::: RECORD LIST

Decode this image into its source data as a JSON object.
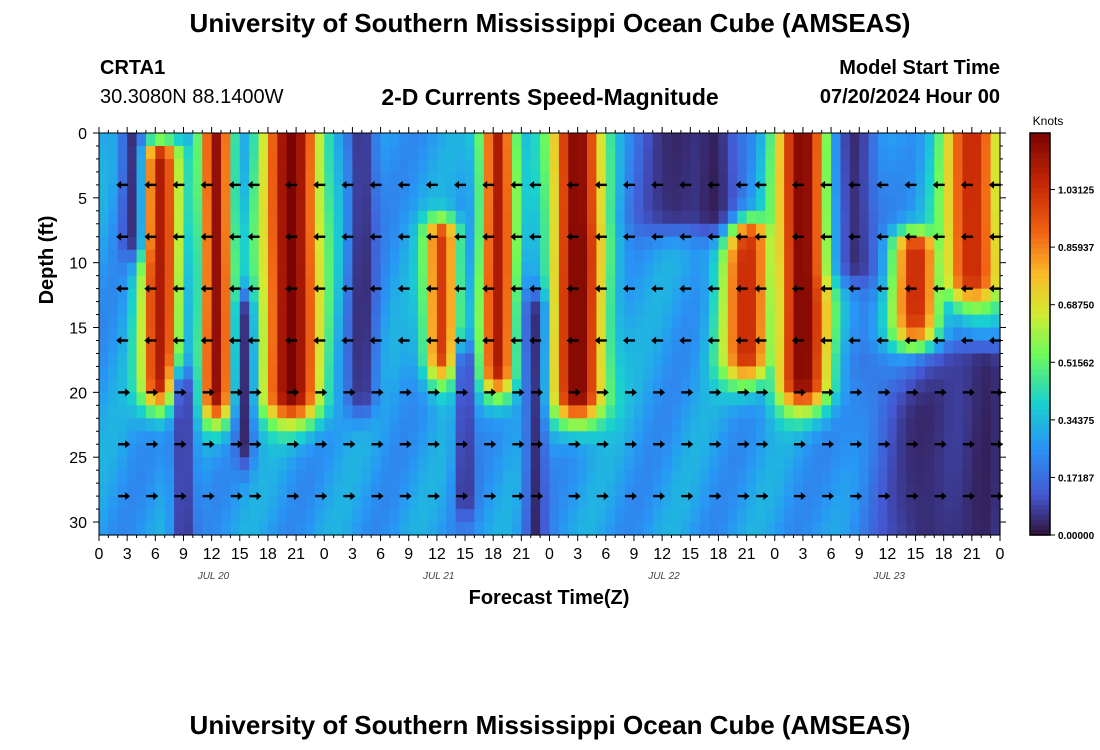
{
  "header": {
    "title": "University of Southern Mississippi Ocean Cube (AMSEAS)",
    "station_id": "CRTA1",
    "coords": "30.3080N  88.1400W",
    "subtitle": "2-D Currents Speed-Magnitude",
    "model_start_label": "Model Start Time",
    "model_start_value": "07/20/2024 Hour 00"
  },
  "footer": {
    "title": "University of Southern Mississippi Ocean Cube (AMSEAS)"
  },
  "colorbar": {
    "unit": "Knots",
    "ticks": [
      "1.03125",
      "0.85937",
      "0.68750",
      "0.51562",
      "0.34375",
      "0.17187",
      "0.00000"
    ],
    "tick_values": [
      1.03125,
      0.859375,
      0.6875,
      0.515625,
      0.34375,
      0.171875,
      0.0
    ],
    "vmin": 0,
    "vmax": 1.2
  },
  "chart_data": {
    "type": "heatmap",
    "title": "2-D Currents Speed-Magnitude",
    "xlabel": "Forecast Time(Z)",
    "ylabel": "Depth (ft)",
    "x_ticks": [
      "0",
      "3",
      "6",
      "9",
      "12",
      "15",
      "18",
      "21",
      "0",
      "3",
      "6",
      "9",
      "12",
      "15",
      "18",
      "21",
      "0",
      "3",
      "6",
      "9",
      "12",
      "15",
      "18",
      "21",
      "0",
      "3",
      "6",
      "9",
      "12",
      "15",
      "18",
      "21",
      "0"
    ],
    "x_range_hours": [
      0,
      96
    ],
    "day_labels": [
      "JUL 20",
      "JUL 21",
      "JUL 22",
      "JUL 23"
    ],
    "day_label_hours": [
      9,
      33,
      57,
      81
    ],
    "y_ticks": [
      "0",
      "5",
      "10",
      "15",
      "20",
      "25",
      "30"
    ],
    "y_tick_values": [
      0,
      5,
      10,
      15,
      20,
      25,
      30
    ],
    "y_range_ft": [
      0,
      31
    ],
    "arrow_depths_ft": [
      4,
      8,
      12,
      16,
      20,
      24,
      28
    ],
    "arrow_hours": [
      3,
      6,
      9,
      12,
      15,
      17,
      21,
      24,
      27,
      30,
      33,
      36,
      39,
      42,
      45,
      47,
      51,
      54,
      57,
      60,
      63,
      66,
      69,
      71,
      75,
      78,
      81,
      84,
      87,
      90,
      93,
      96
    ],
    "arrow_direction_rows": [
      "LLLLLLLLLLLLLLLLLLLLLLLLLLLLLLLL",
      "LLLLLLLLLLLLLLLLLLLLLLLLLLLLLLLL",
      "LLLLLLLLLLLLLLLLLLLLLLLLLLLLLLLL",
      "LLLLLLLLLLLLLLLLLLLLLLLLLLLLLLLL",
      "RRRRRRRRRRRRRRRRRRRRRRRRRRRRRRRR",
      "RRRRRRRRRRRRRRRRRRRRRRRRRRRRRRRR",
      "RRRRRRRRRRRRRRRRRRRRRRRRRRRRRRRR"
    ],
    "speed_features": [
      {
        "hour": 6.5,
        "top_ft": 2,
        "bottom_ft": 19,
        "half_width_h": 2.3,
        "peak_knots": 1.1
      },
      {
        "hour": 12.5,
        "top_ft": 0,
        "bottom_ft": 20,
        "half_width_h": 1.8,
        "peak_knots": 1.15
      },
      {
        "hour": 20.5,
        "top_ft": 0,
        "bottom_ft": 20,
        "half_width_h": 3.5,
        "peak_knots": 1.2
      },
      {
        "hour": 36.5,
        "top_ft": 8,
        "bottom_ft": 17,
        "half_width_h": 2.0,
        "peak_knots": 1.0
      },
      {
        "hour": 42.5,
        "top_ft": 0,
        "bottom_ft": 18,
        "half_width_h": 2.0,
        "peak_knots": 1.1
      },
      {
        "hour": 51.0,
        "top_ft": 0,
        "bottom_ft": 20,
        "half_width_h": 3.2,
        "peak_knots": 1.2
      },
      {
        "hour": 69.0,
        "top_ft": 8,
        "bottom_ft": 17,
        "half_width_h": 3.0,
        "peak_knots": 1.05
      },
      {
        "hour": 75.0,
        "top_ft": 0,
        "bottom_ft": 19,
        "half_width_h": 3.2,
        "peak_knots": 1.2
      },
      {
        "hour": 87.0,
        "top_ft": 9,
        "bottom_ft": 17,
        "half_width_h": 2.8,
        "peak_knots": 1.05
      },
      {
        "hour": 93.0,
        "top_ft": 0,
        "bottom_ft": 11,
        "half_width_h": 3.5,
        "peak_knots": 1.05
      }
    ],
    "low_features": [
      {
        "hour": 3.5,
        "top_ft": 0,
        "bottom_ft": 8,
        "half_width_h": 1.3
      },
      {
        "hour": 9.0,
        "top_ft": 20,
        "bottom_ft": 31,
        "half_width_h": 1.2
      },
      {
        "hour": 15.5,
        "top_ft": 14,
        "bottom_ft": 24,
        "half_width_h": 0.9
      },
      {
        "hour": 28.0,
        "top_ft": 0,
        "bottom_ft": 20,
        "half_width_h": 1.6
      },
      {
        "hour": 39.0,
        "top_ft": 18,
        "bottom_ft": 28,
        "half_width_h": 1.0
      },
      {
        "hour": 46.5,
        "top_ft": 14,
        "bottom_ft": 31,
        "half_width_h": 1.2
      },
      {
        "hour": 61.5,
        "top_ft": 0,
        "bottom_ft": 6,
        "half_width_h": 5.0
      },
      {
        "hour": 65.5,
        "top_ft": 0,
        "bottom_ft": 6,
        "half_width_h": 2.2
      },
      {
        "hour": 80.5,
        "top_ft": 0,
        "bottom_ft": 10,
        "half_width_h": 2.5
      },
      {
        "hour": 88.0,
        "top_ft": 18,
        "bottom_ft": 31,
        "half_width_h": 6.0
      },
      {
        "hour": 94.5,
        "top_ft": 18,
        "bottom_ft": 31,
        "half_width_h": 3.5
      }
    ]
  }
}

::::::

■ **EXERCISE**: Each record above is to be restated exactly, with its pictures removed from the copy.

■ **FULL OUTPUT**:
Decode this image into its source data as a JSON object.
{
  "header": {
    "title": "University of Southern Mississippi Ocean Cube (AMSEAS)",
    "station_id": "CRTA1",
    "coords": "30.3080N  88.1400W",
    "subtitle": "2-D Currents Speed-Magnitude",
    "model_start_label": "Model Start Time",
    "model_start_value": "07/20/2024 Hour 00"
  },
  "footer": {
    "title": "University of Southern Mississippi Ocean Cube (AMSEAS)"
  },
  "colorbar": {
    "unit": "Knots",
    "ticks": [
      "1.03125",
      "0.85937",
      "0.68750",
      "0.51562",
      "0.34375",
      "0.17187",
      "0.00000"
    ],
    "tick_values": [
      1.03125,
      0.859375,
      0.6875,
      0.515625,
      0.34375,
      0.171875,
      0.0
    ],
    "vmin": 0,
    "vmax": 1.2
  },
  "chart_data": {
    "type": "heatmap",
    "title": "2-D Currents Speed-Magnitude",
    "xlabel": "Forecast Time(Z)",
    "ylabel": "Depth (ft)",
    "x_ticks": [
      "0",
      "3",
      "6",
      "9",
      "12",
      "15",
      "18",
      "21",
      "0",
      "3",
      "6",
      "9",
      "12",
      "15",
      "18",
      "21",
      "0",
      "3",
      "6",
      "9",
      "12",
      "15",
      "18",
      "21",
      "0",
      "3",
      "6",
      "9",
      "12",
      "15",
      "18",
      "21",
      "0"
    ],
    "x_range_hours": [
      0,
      96
    ],
    "day_labels": [
      "JUL 20",
      "JUL 21",
      "JUL 22",
      "JUL 23"
    ],
    "day_label_hours": [
      9,
      33,
      57,
      81
    ],
    "y_ticks": [
      "0",
      "5",
      "10",
      "15",
      "20",
      "25",
      "30"
    ],
    "y_tick_values": [
      0,
      5,
      10,
      15,
      20,
      25,
      30
    ],
    "y_range_ft": [
      0,
      31
    ],
    "arrow_depths_ft": [
      4,
      8,
      12,
      16,
      20,
      24,
      28
    ],
    "arrow_hours": [
      3,
      6,
      9,
      12,
      15,
      17,
      21,
      24,
      27,
      30,
      33,
      36,
      39,
      42,
      45,
      47,
      51,
      54,
      57,
      60,
      63,
      66,
      69,
      71,
      75,
      78,
      81,
      84,
      87,
      90,
      93,
      96
    ],
    "arrow_direction_rows": [
      "LLLLLLLLLLLLLLLLLLLLLLLLLLLLLLLL",
      "LLLLLLLLLLLLLLLLLLLLLLLLLLLLLLLL",
      "LLLLLLLLLLLLLLLLLLLLLLLLLLLLLLLL",
      "LLLLLLLLLLLLLLLLLLLLLLLLLLLLLLLL",
      "RRRRRRRRRRRRRRRRRRRRRRRRRRRRRRRR",
      "RRRRRRRRRRRRRRRRRRRRRRRRRRRRRRRR",
      "RRRRRRRRRRRRRRRRRRRRRRRRRRRRRRRR"
    ],
    "speed_features": [
      {
        "hour": 6.5,
        "top_ft": 2,
        "bottom_ft": 19,
        "half_width_h": 2.3,
        "peak_knots": 1.1
      },
      {
        "hour": 12.5,
        "top_ft": 0,
        "bottom_ft": 20,
        "half_width_h": 1.8,
        "peak_knots": 1.15
      },
      {
        "hour": 20.5,
        "top_ft": 0,
        "bottom_ft": 20,
        "half_width_h": 3.5,
        "peak_knots": 1.2
      },
      {
        "hour": 36.5,
        "top_ft": 8,
        "bottom_ft": 17,
        "half_width_h": 2.0,
        "peak_knots": 1.0
      },
      {
        "hour": 42.5,
        "top_ft": 0,
        "bottom_ft": 18,
        "half_width_h": 2.0,
        "peak_knots": 1.1
      },
      {
        "hour": 51.0,
        "top_ft": 0,
        "bottom_ft": 20,
        "half_width_h": 3.2,
        "peak_knots": 1.2
      },
      {
        "hour": 69.0,
        "top_ft": 8,
        "bottom_ft": 17,
        "half_width_h": 3.0,
        "peak_knots": 1.05
      },
      {
        "hour": 75.0,
        "top_ft": 0,
        "bottom_ft": 19,
        "half_width_h": 3.2,
        "peak_knots": 1.2
      },
      {
        "hour": 87.0,
        "top_ft": 9,
        "bottom_ft": 17,
        "half_width_h": 2.8,
        "peak_knots": 1.05
      },
      {
        "hour": 93.0,
        "top_ft": 0,
        "bottom_ft": 11,
        "half_width_h": 3.5,
        "peak_knots": 1.05
      }
    ],
    "low_features": [
      {
        "hour": 3.5,
        "top_ft": 0,
        "bottom_ft": 8,
        "half_width_h": 1.3
      },
      {
        "hour": 9.0,
        "top_ft": 20,
        "bottom_ft": 31,
        "half_width_h": 1.2
      },
      {
        "hour": 15.5,
        "top_ft": 14,
        "bottom_ft": 24,
        "half_width_h": 0.9
      },
      {
        "hour": 28.0,
        "top_ft": 0,
        "bottom_ft": 20,
        "half_width_h": 1.6
      },
      {
        "hour": 39.0,
        "top_ft": 18,
        "bottom_ft": 28,
        "half_width_h": 1.0
      },
      {
        "hour": 46.5,
        "top_ft": 14,
        "bottom_ft": 31,
        "half_width_h": 1.2
      },
      {
        "hour": 61.5,
        "top_ft": 0,
        "bottom_ft": 6,
        "half_width_h": 5.0
      },
      {
        "hour": 65.5,
        "top_ft": 0,
        "bottom_ft": 6,
        "half_width_h": 2.2
      },
      {
        "hour": 80.5,
        "top_ft": 0,
        "bottom_ft": 10,
        "half_width_h": 2.5
      },
      {
        "hour": 88.0,
        "top_ft": 18,
        "bottom_ft": 31,
        "half_width_h": 6.0
      },
      {
        "hour": 94.5,
        "top_ft": 18,
        "bottom_ft": 31,
        "half_width_h": 3.5
      }
    ]
  }
}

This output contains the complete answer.